* [WHAT TO WORK ON]
Skip the images and copy each record exactly as written.

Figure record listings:
start
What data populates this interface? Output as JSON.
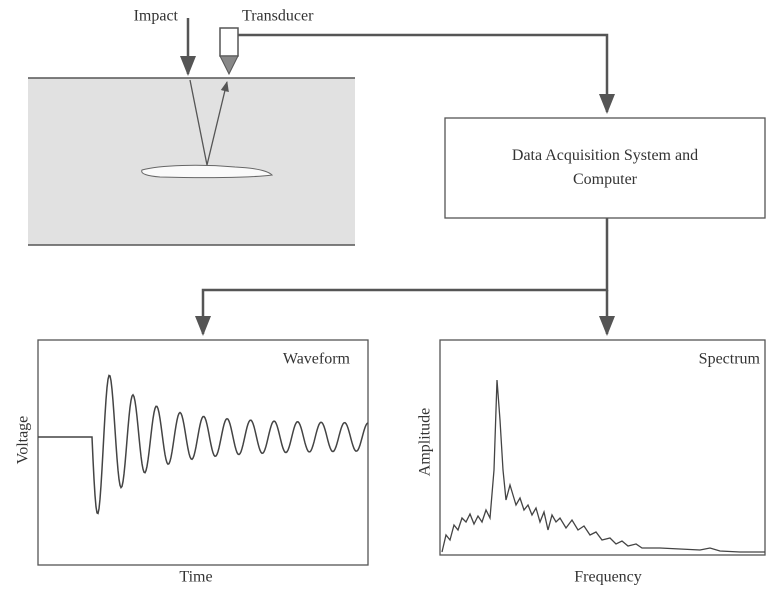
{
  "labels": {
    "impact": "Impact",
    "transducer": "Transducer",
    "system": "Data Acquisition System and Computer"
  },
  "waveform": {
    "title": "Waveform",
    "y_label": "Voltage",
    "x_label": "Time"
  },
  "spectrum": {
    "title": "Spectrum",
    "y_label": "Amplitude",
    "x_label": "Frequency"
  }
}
end
* [SOLUTION TO THE EXERCISE]
What data populates this interface? Output as JSON.
{
  "labels": {
    "impact": "Impact",
    "transducer": "Transducer",
    "system": "Data Acquisition System and Computer"
  },
  "waveform": {
    "title": "Waveform",
    "y_label": "Voltage",
    "x_label": "Time"
  },
  "spectrum": {
    "title": "Spectrum",
    "y_label": "Amplitude",
    "x_label": "Frequency"
  }
}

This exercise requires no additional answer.